┌─ RECORDS TO PROCESS

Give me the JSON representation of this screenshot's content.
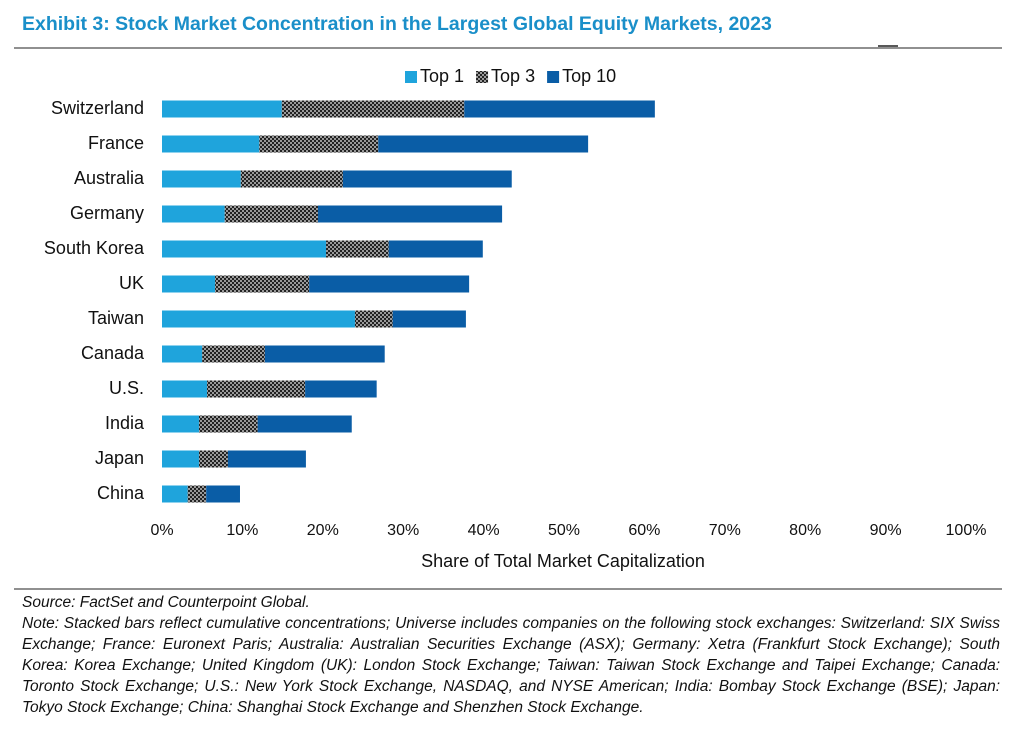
{
  "chart_data": {
    "type": "stacked-barh",
    "title": "Exhibit 3: Stock Market Concentration in the Largest Global Equity Markets, 2023",
    "xlabel": "Share of Total Market Capitalization",
    "categories": [
      "Switzerland",
      "France",
      "Australia",
      "Germany",
      "South Korea",
      "UK",
      "Taiwan",
      "Canada",
      "U.S.",
      "India",
      "Japan",
      "China"
    ],
    "series": [
      {
        "name": "Top 1",
        "color": "#1fa4dc",
        "values": [
          14.9,
          12.1,
          9.8,
          7.8,
          20.4,
          6.6,
          24.0,
          5.0,
          5.6,
          4.6,
          4.6,
          3.2
        ]
      },
      {
        "name": "Top 3",
        "color": "#222222",
        "hatch": true,
        "values": [
          22.7,
          14.8,
          12.7,
          11.6,
          7.8,
          11.7,
          4.7,
          7.8,
          12.2,
          7.3,
          3.6,
          2.3
        ]
      },
      {
        "name": "Top 10",
        "color": "#0a5da6",
        "values": [
          23.7,
          26.1,
          21.0,
          22.9,
          11.7,
          19.9,
          9.1,
          14.9,
          8.9,
          11.7,
          9.7,
          4.2
        ]
      }
    ],
    "xlim": [
      0,
      100
    ],
    "xticks": [
      {
        "value": 0,
        "label": "0%"
      },
      {
        "value": 10,
        "label": "10%"
      },
      {
        "value": 20,
        "label": "20%"
      },
      {
        "value": 30,
        "label": "30%"
      },
      {
        "value": 40,
        "label": "40%"
      },
      {
        "value": 50,
        "label": "50%"
      },
      {
        "value": 60,
        "label": "60%"
      },
      {
        "value": 70,
        "label": "70%"
      },
      {
        "value": 80,
        "label": "80%"
      },
      {
        "value": 90,
        "label": "90%"
      },
      {
        "value": 100,
        "label": "100%"
      }
    ],
    "legend": "top",
    "source": "Source: FactSet and Counterpoint Global.",
    "note": "Note: Stacked bars reflect cumulative concentrations; Universe includes companies on the following stock exchanges: Switzerland: SIX Swiss Exchange; France: Euronext Paris; Australia: Australian Securities Exchange (ASX); Germany: Xetra (Frankfurt Stock Exchange); South Korea: Korea Exchange; United Kingdom (UK): London Stock Exchange; Taiwan: Taiwan Stock Exchange and Taipei Exchange; Canada: Toronto Stock Exchange; U.S.: New York Stock Exchange, NASDAQ, and NYSE American; India: Bombay Stock Exchange (BSE); Japan: Tokyo Stock Exchange; China: Shanghai Stock Exchange and Shenzhen Stock Exchange."
  }
}
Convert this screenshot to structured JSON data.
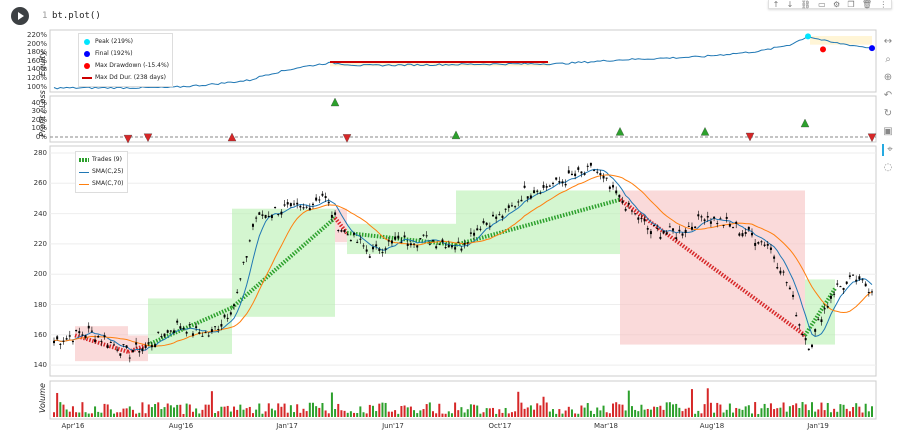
{
  "cell": {
    "line_number": "1",
    "code": "bt.plot()",
    "toolbar_icons": [
      "move-up-icon",
      "move-down-icon",
      "link-icon",
      "comment-icon",
      "settings-icon",
      "copy-icon",
      "delete-icon",
      "more-icon"
    ]
  },
  "equity_panel": {
    "title": "Equity",
    "ticks": [
      "220%",
      "200%",
      "180%",
      "160%",
      "140%",
      "120%",
      "100%"
    ],
    "legend": {
      "peak": "Peak (219%)",
      "final": "Final (192%)",
      "max_drawdown": "Max Drawdown (-15.4%)",
      "max_dd_duration": "Max Dd Dur. (238 days)"
    },
    "colors": {
      "peak": "#00e5ff",
      "final": "#0000ff",
      "drawdown": "#ff0000",
      "duration": "#cc0000",
      "line": "#1f77b4"
    }
  },
  "pl_panel": {
    "title": "Profit / Loss",
    "ticks": [
      "40%",
      "30%",
      "20%",
      "10%",
      "0%"
    ]
  },
  "price_panel": {
    "ticks": [
      "280",
      "260",
      "240",
      "220",
      "200",
      "180",
      "160",
      "140"
    ],
    "legend": {
      "trades": "Trades (9)",
      "sma25": "SMA(C,25)",
      "sma70": "SMA(C,70)"
    },
    "colors": {
      "sma25": "#1f77b4",
      "sma70": "#ff7f0e",
      "win": "#2ca02c",
      "loss": "#d62728"
    }
  },
  "volume_panel": {
    "title": "Volume"
  },
  "x_axis": [
    "Apr'16",
    "Aug'16",
    "Jan'17",
    "Jun'17",
    "Oct'17",
    "Mar'18",
    "Aug'18",
    "Jan'19"
  ],
  "side_tools": [
    "pan-icon",
    "box-zoom-icon",
    "wheel-zoom-icon",
    "undo-icon",
    "reset-icon",
    "save-icon",
    "crosshair-icon",
    "hover-icon"
  ]
}
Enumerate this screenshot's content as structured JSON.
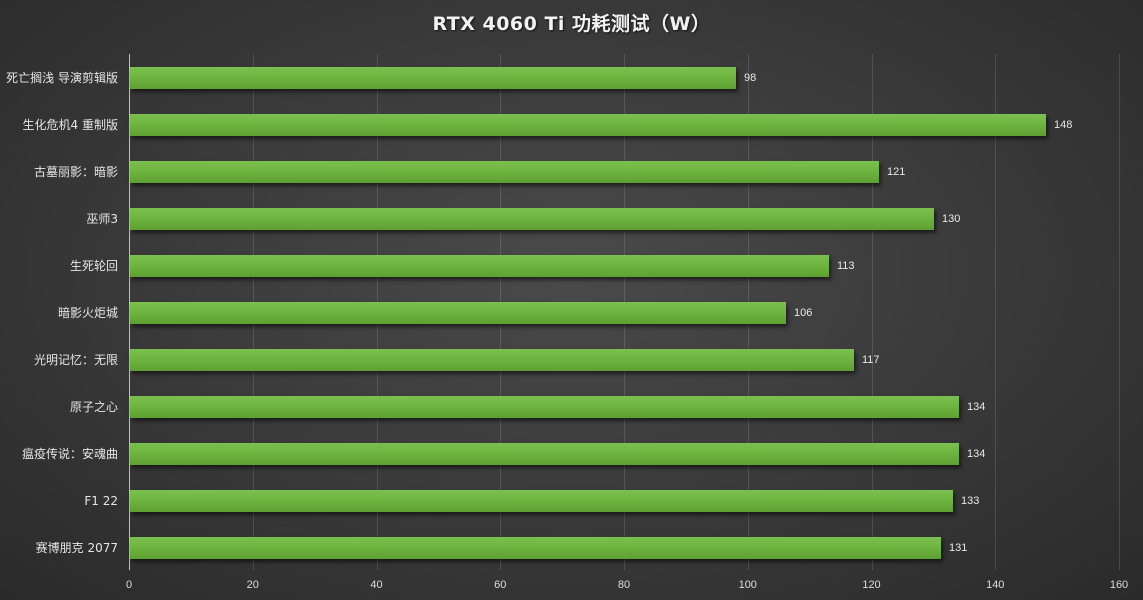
{
  "chart_data": {
    "type": "bar",
    "orientation": "horizontal",
    "title": "RTX 4060 Ti 功耗测试（W）",
    "xlabel": "",
    "ylabel": "",
    "xlim": [
      0,
      160
    ],
    "x_ticks": [
      0,
      20,
      40,
      60,
      80,
      100,
      120,
      140,
      160
    ],
    "grid": true,
    "legend": null,
    "bar_color": "#6cb43e",
    "categories": [
      "死亡搁浅 导演剪辑版",
      "生化危机4 重制版",
      "古墓丽影：暗影",
      "巫师3",
      "生死轮回",
      "暗影火炬城",
      "光明记忆：无限",
      "原子之心",
      "瘟疫传说：安魂曲",
      "F1 22",
      "赛博朋克 2077"
    ],
    "values": [
      98,
      148,
      121,
      130,
      113,
      106,
      117,
      134,
      134,
      133,
      131
    ]
  },
  "title": "RTX 4060 Ti 功耗测试（W）",
  "rows": [
    {
      "label": "死亡搁浅 导演剪辑版",
      "value": "98"
    },
    {
      "label": "生化危机4 重制版",
      "value": "148"
    },
    {
      "label": "古墓丽影：暗影",
      "value": "121"
    },
    {
      "label": "巫师3",
      "value": "130"
    },
    {
      "label": "生死轮回",
      "value": "113"
    },
    {
      "label": "暗影火炬城",
      "value": "106"
    },
    {
      "label": "光明记忆：无限",
      "value": "117"
    },
    {
      "label": "原子之心",
      "value": "134"
    },
    {
      "label": "瘟疫传说：安魂曲",
      "value": "134"
    },
    {
      "label": "F1 22",
      "value": "133"
    },
    {
      "label": "赛博朋克 2077",
      "value": "131"
    }
  ],
  "ticks": [
    "0",
    "20",
    "40",
    "60",
    "80",
    "100",
    "120",
    "140",
    "160"
  ]
}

└─

* [WHAT IS BEING ASKED]: All of the data needs repeating exactly, but the pictures do not.

* [RESULT]:
Give me the JSON representation of this screenshot's content.
{
  "chart_data": {
    "type": "stacked-barh",
    "title": "Exhibit 3: Stock Market Concentration in the Largest Global Equity Markets, 2023",
    "xlabel": "Share of Total Market Capitalization",
    "categories": [
      "Switzerland",
      "France",
      "Australia",
      "Germany",
      "South Korea",
      "UK",
      "Taiwan",
      "Canada",
      "U.S.",
      "India",
      "Japan",
      "China"
    ],
    "series": [
      {
        "name": "Top 1",
        "color": "#1fa4dc",
        "values": [
          14.9,
          12.1,
          9.8,
          7.8,
          20.4,
          6.6,
          24.0,
          5.0,
          5.6,
          4.6,
          4.6,
          3.2
        ]
      },
      {
        "name": "Top 3",
        "color": "#222222",
        "hatch": true,
        "values": [
          22.7,
          14.8,
          12.7,
          11.6,
          7.8,
          11.7,
          4.7,
          7.8,
          12.2,
          7.3,
          3.6,
          2.3
        ]
      },
      {
        "name": "Top 10",
        "color": "#0a5da6",
        "values": [
          23.7,
          26.1,
          21.0,
          22.9,
          11.7,
          19.9,
          9.1,
          14.9,
          8.9,
          11.7,
          9.7,
          4.2
        ]
      }
    ],
    "xlim": [
      0,
      100
    ],
    "xticks": [
      {
        "value": 0,
        "label": "0%"
      },
      {
        "value": 10,
        "label": "10%"
      },
      {
        "value": 20,
        "label": "20%"
      },
      {
        "value": 30,
        "label": "30%"
      },
      {
        "value": 40,
        "label": "40%"
      },
      {
        "value": 50,
        "label": "50%"
      },
      {
        "value": 60,
        "label": "60%"
      },
      {
        "value": 70,
        "label": "70%"
      },
      {
        "value": 80,
        "label": "80%"
      },
      {
        "value": 90,
        "label": "90%"
      },
      {
        "value": 100,
        "label": "100%"
      }
    ],
    "legend": "top",
    "source": "Source: FactSet and Counterpoint Global.",
    "note": "Note: Stacked bars reflect cumulative concentrations; Universe includes companies on the following stock exchanges: Switzerland: SIX Swiss Exchange; France: Euronext Paris; Australia: Australian Securities Exchange (ASX); Germany: Xetra (Frankfurt Stock Exchange); South Korea: Korea Exchange; United Kingdom (UK): London Stock Exchange; Taiwan: Taiwan Stock Exchange and Taipei Exchange; Canada: Toronto Stock Exchange; U.S.: New York Stock Exchange, NASDAQ, and NYSE American; India: Bombay Stock Exchange (BSE); Japan: Tokyo Stock Exchange; China: Shanghai Stock Exchange and Shenzhen Stock Exchange."
  }
}
Convert this screenshot to structured JSON data.
{
  "cell": {
    "line_number": "1",
    "code": "bt.plot()",
    "toolbar_icons": [
      "move-up-icon",
      "move-down-icon",
      "link-icon",
      "comment-icon",
      "settings-icon",
      "copy-icon",
      "delete-icon",
      "more-icon"
    ]
  },
  "equity_panel": {
    "title": "Equity",
    "ticks": [
      "220%",
      "200%",
      "180%",
      "160%",
      "140%",
      "120%",
      "100%"
    ],
    "legend": {
      "peak": "Peak (219%)",
      "final": "Final (192%)",
      "max_drawdown": "Max Drawdown (-15.4%)",
      "max_dd_duration": "Max Dd Dur. (238 days)"
    },
    "colors": {
      "peak": "#00e5ff",
      "final": "#0000ff",
      "drawdown": "#ff0000",
      "duration": "#cc0000",
      "line": "#1f77b4"
    }
  },
  "pl_panel": {
    "title": "Profit / Loss",
    "ticks": [
      "40%",
      "30%",
      "20%",
      "10%",
      "0%"
    ]
  },
  "price_panel": {
    "ticks": [
      "280",
      "260",
      "240",
      "220",
      "200",
      "180",
      "160",
      "140"
    ],
    "legend": {
      "trades": "Trades (9)",
      "sma25": "SMA(C,25)",
      "sma70": "SMA(C,70)"
    },
    "colors": {
      "sma25": "#1f77b4",
      "sma70": "#ff7f0e",
      "win": "#2ca02c",
      "loss": "#d62728"
    }
  },
  "volume_panel": {
    "title": "Volume"
  },
  "x_axis": [
    "Apr'16",
    "Aug'16",
    "Jan'17",
    "Jun'17",
    "Oct'17",
    "Mar'18",
    "Aug'18",
    "Jan'19"
  ],
  "side_tools": [
    "pan-icon",
    "box-zoom-icon",
    "wheel-zoom-icon",
    "undo-icon",
    "reset-icon",
    "save-icon",
    "crosshair-icon",
    "hover-icon"
  ]
}
Enumerate this screenshot's content as structured JSON.
{
  "chart_data": {
    "type": "bar",
    "orientation": "horizontal",
    "title": "RTX 4060 Ti 功耗测试（W）",
    "xlabel": "",
    "ylabel": "",
    "xlim": [
      0,
      160
    ],
    "x_ticks": [
      0,
      20,
      40,
      60,
      80,
      100,
      120,
      140,
      160
    ],
    "grid": true,
    "legend": null,
    "bar_color": "#6cb43e",
    "categories": [
      "死亡搁浅 导演剪辑版",
      "生化危机4 重制版",
      "古墓丽影：暗影",
      "巫师3",
      "生死轮回",
      "暗影火炬城",
      "光明记忆：无限",
      "原子之心",
      "瘟疫传说：安魂曲",
      "F1 22",
      "赛博朋克 2077"
    ],
    "values": [
      98,
      148,
      121,
      130,
      113,
      106,
      117,
      134,
      134,
      133,
      131
    ]
  },
  "title": "RTX 4060 Ti 功耗测试（W）",
  "rows": [
    {
      "label": "死亡搁浅 导演剪辑版",
      "value": "98"
    },
    {
      "label": "生化危机4 重制版",
      "value": "148"
    },
    {
      "label": "古墓丽影：暗影",
      "value": "121"
    },
    {
      "label": "巫师3",
      "value": "130"
    },
    {
      "label": "生死轮回",
      "value": "113"
    },
    {
      "label": "暗影火炬城",
      "value": "106"
    },
    {
      "label": "光明记忆：无限",
      "value": "117"
    },
    {
      "label": "原子之心",
      "value": "134"
    },
    {
      "label": "瘟疫传说：安魂曲",
      "value": "134"
    },
    {
      "label": "F1 22",
      "value": "133"
    },
    {
      "label": "赛博朋克 2077",
      "value": "131"
    }
  ],
  "ticks": [
    "0",
    "20",
    "40",
    "60",
    "80",
    "100",
    "120",
    "140",
    "160"
  ]
}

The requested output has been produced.